What to produce: Below is a listing; copy all of it exactly.

Supplied information:
# # # # # # #
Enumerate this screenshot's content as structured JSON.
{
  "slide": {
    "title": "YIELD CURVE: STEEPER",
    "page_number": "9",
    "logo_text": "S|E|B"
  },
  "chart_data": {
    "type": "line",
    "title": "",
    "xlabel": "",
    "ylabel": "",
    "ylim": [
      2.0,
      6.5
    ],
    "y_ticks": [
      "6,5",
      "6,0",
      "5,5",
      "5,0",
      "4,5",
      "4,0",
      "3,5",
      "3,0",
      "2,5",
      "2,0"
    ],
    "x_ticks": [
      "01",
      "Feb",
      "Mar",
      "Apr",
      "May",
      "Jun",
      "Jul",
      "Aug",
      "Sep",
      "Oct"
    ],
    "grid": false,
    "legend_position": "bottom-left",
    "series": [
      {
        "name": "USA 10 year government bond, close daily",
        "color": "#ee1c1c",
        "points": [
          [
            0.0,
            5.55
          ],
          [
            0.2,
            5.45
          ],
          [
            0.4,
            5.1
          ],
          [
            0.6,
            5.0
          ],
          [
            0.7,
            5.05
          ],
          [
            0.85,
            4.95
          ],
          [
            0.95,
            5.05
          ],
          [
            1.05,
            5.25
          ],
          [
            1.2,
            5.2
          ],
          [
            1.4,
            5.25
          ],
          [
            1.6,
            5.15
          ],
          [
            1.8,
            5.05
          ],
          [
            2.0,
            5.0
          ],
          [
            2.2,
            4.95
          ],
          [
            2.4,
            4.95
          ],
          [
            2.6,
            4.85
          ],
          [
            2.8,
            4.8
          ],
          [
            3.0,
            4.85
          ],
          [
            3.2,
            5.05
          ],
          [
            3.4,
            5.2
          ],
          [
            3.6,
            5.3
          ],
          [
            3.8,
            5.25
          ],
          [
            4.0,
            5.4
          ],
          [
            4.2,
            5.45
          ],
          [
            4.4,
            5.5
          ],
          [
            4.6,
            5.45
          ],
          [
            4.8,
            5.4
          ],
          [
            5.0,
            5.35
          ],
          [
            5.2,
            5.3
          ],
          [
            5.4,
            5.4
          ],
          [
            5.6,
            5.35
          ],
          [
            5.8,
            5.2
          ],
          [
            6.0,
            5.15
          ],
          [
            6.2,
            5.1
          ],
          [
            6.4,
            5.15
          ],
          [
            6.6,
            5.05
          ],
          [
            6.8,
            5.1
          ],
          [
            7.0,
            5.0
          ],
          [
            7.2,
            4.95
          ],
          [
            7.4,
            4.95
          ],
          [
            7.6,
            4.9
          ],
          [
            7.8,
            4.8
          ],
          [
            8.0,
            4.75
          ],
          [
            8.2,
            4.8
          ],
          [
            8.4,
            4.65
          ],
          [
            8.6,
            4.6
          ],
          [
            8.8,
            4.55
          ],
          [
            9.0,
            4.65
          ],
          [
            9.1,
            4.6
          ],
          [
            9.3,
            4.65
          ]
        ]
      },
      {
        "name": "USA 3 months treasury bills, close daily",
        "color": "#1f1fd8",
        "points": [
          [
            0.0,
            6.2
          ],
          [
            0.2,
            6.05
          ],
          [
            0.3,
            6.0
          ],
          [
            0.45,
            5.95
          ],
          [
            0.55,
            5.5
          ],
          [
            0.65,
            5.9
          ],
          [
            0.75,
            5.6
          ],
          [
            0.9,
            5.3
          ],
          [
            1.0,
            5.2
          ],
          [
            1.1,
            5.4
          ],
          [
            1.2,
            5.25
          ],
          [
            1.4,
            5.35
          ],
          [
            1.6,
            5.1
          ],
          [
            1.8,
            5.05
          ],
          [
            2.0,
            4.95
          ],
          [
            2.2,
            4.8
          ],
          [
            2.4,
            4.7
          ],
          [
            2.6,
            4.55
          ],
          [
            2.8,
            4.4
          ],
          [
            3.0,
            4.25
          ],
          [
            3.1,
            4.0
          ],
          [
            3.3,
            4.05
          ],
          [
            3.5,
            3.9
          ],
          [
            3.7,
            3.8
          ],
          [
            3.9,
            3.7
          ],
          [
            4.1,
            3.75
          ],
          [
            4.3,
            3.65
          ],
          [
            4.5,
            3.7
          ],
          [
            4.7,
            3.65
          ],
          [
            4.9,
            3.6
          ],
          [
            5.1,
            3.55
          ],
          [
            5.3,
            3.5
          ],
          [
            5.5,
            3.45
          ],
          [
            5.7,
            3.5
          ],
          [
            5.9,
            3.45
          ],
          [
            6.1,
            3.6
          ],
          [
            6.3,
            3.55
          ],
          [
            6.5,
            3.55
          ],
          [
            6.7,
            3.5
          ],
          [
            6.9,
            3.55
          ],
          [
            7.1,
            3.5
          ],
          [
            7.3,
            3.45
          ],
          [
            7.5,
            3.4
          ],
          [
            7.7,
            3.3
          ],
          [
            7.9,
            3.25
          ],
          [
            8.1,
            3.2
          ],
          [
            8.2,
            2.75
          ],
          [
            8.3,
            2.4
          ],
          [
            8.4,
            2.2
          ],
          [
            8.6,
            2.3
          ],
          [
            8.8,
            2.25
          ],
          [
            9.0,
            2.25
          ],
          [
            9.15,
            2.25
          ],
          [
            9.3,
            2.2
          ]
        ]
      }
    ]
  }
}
# # # # # # #
Solution for this exercise:
Enumerate this screenshot's content as structured JSON.
{
  "slide": {
    "title": "YIELD CURVE: STEEPER",
    "page_number": "9",
    "logo_text": "S|E|B"
  },
  "chart_data": {
    "type": "line",
    "title": "",
    "xlabel": "",
    "ylabel": "",
    "ylim": [
      2.0,
      6.5
    ],
    "y_ticks": [
      "6,5",
      "6,0",
      "5,5",
      "5,0",
      "4,5",
      "4,0",
      "3,5",
      "3,0",
      "2,5",
      "2,0"
    ],
    "x_ticks": [
      "01",
      "Feb",
      "Mar",
      "Apr",
      "May",
      "Jun",
      "Jul",
      "Aug",
      "Sep",
      "Oct"
    ],
    "grid": false,
    "legend_position": "bottom-left",
    "series": [
      {
        "name": "USA 10 year government bond, close daily",
        "color": "#ee1c1c",
        "points": [
          [
            0.0,
            5.55
          ],
          [
            0.2,
            5.45
          ],
          [
            0.4,
            5.1
          ],
          [
            0.6,
            5.0
          ],
          [
            0.7,
            5.05
          ],
          [
            0.85,
            4.95
          ],
          [
            0.95,
            5.05
          ],
          [
            1.05,
            5.25
          ],
          [
            1.2,
            5.2
          ],
          [
            1.4,
            5.25
          ],
          [
            1.6,
            5.15
          ],
          [
            1.8,
            5.05
          ],
          [
            2.0,
            5.0
          ],
          [
            2.2,
            4.95
          ],
          [
            2.4,
            4.95
          ],
          [
            2.6,
            4.85
          ],
          [
            2.8,
            4.8
          ],
          [
            3.0,
            4.85
          ],
          [
            3.2,
            5.05
          ],
          [
            3.4,
            5.2
          ],
          [
            3.6,
            5.3
          ],
          [
            3.8,
            5.25
          ],
          [
            4.0,
            5.4
          ],
          [
            4.2,
            5.45
          ],
          [
            4.4,
            5.5
          ],
          [
            4.6,
            5.45
          ],
          [
            4.8,
            5.4
          ],
          [
            5.0,
            5.35
          ],
          [
            5.2,
            5.3
          ],
          [
            5.4,
            5.4
          ],
          [
            5.6,
            5.35
          ],
          [
            5.8,
            5.2
          ],
          [
            6.0,
            5.15
          ],
          [
            6.2,
            5.1
          ],
          [
            6.4,
            5.15
          ],
          [
            6.6,
            5.05
          ],
          [
            6.8,
            5.1
          ],
          [
            7.0,
            5.0
          ],
          [
            7.2,
            4.95
          ],
          [
            7.4,
            4.95
          ],
          [
            7.6,
            4.9
          ],
          [
            7.8,
            4.8
          ],
          [
            8.0,
            4.75
          ],
          [
            8.2,
            4.8
          ],
          [
            8.4,
            4.65
          ],
          [
            8.6,
            4.6
          ],
          [
            8.8,
            4.55
          ],
          [
            9.0,
            4.65
          ],
          [
            9.1,
            4.6
          ],
          [
            9.3,
            4.65
          ]
        ]
      },
      {
        "name": "USA 3 months treasury bills, close daily",
        "color": "#1f1fd8",
        "points": [
          [
            0.0,
            6.2
          ],
          [
            0.2,
            6.05
          ],
          [
            0.3,
            6.0
          ],
          [
            0.45,
            5.95
          ],
          [
            0.55,
            5.5
          ],
          [
            0.65,
            5.9
          ],
          [
            0.75,
            5.6
          ],
          [
            0.9,
            5.3
          ],
          [
            1.0,
            5.2
          ],
          [
            1.1,
            5.4
          ],
          [
            1.2,
            5.25
          ],
          [
            1.4,
            5.35
          ],
          [
            1.6,
            5.1
          ],
          [
            1.8,
            5.05
          ],
          [
            2.0,
            4.95
          ],
          [
            2.2,
            4.8
          ],
          [
            2.4,
            4.7
          ],
          [
            2.6,
            4.55
          ],
          [
            2.8,
            4.4
          ],
          [
            3.0,
            4.25
          ],
          [
            3.1,
            4.0
          ],
          [
            3.3,
            4.05
          ],
          [
            3.5,
            3.9
          ],
          [
            3.7,
            3.8
          ],
          [
            3.9,
            3.7
          ],
          [
            4.1,
            3.75
          ],
          [
            4.3,
            3.65
          ],
          [
            4.5,
            3.7
          ],
          [
            4.7,
            3.65
          ],
          [
            4.9,
            3.6
          ],
          [
            5.1,
            3.55
          ],
          [
            5.3,
            3.5
          ],
          [
            5.5,
            3.45
          ],
          [
            5.7,
            3.5
          ],
          [
            5.9,
            3.45
          ],
          [
            6.1,
            3.6
          ],
          [
            6.3,
            3.55
          ],
          [
            6.5,
            3.55
          ],
          [
            6.7,
            3.5
          ],
          [
            6.9,
            3.55
          ],
          [
            7.1,
            3.5
          ],
          [
            7.3,
            3.45
          ],
          [
            7.5,
            3.4
          ],
          [
            7.7,
            3.3
          ],
          [
            7.9,
            3.25
          ],
          [
            8.1,
            3.2
          ],
          [
            8.2,
            2.75
          ],
          [
            8.3,
            2.4
          ],
          [
            8.4,
            2.2
          ],
          [
            8.6,
            2.3
          ],
          [
            8.8,
            2.25
          ],
          [
            9.0,
            2.25
          ],
          [
            9.15,
            2.25
          ],
          [
            9.3,
            2.2
          ]
        ]
      }
    ]
  }
}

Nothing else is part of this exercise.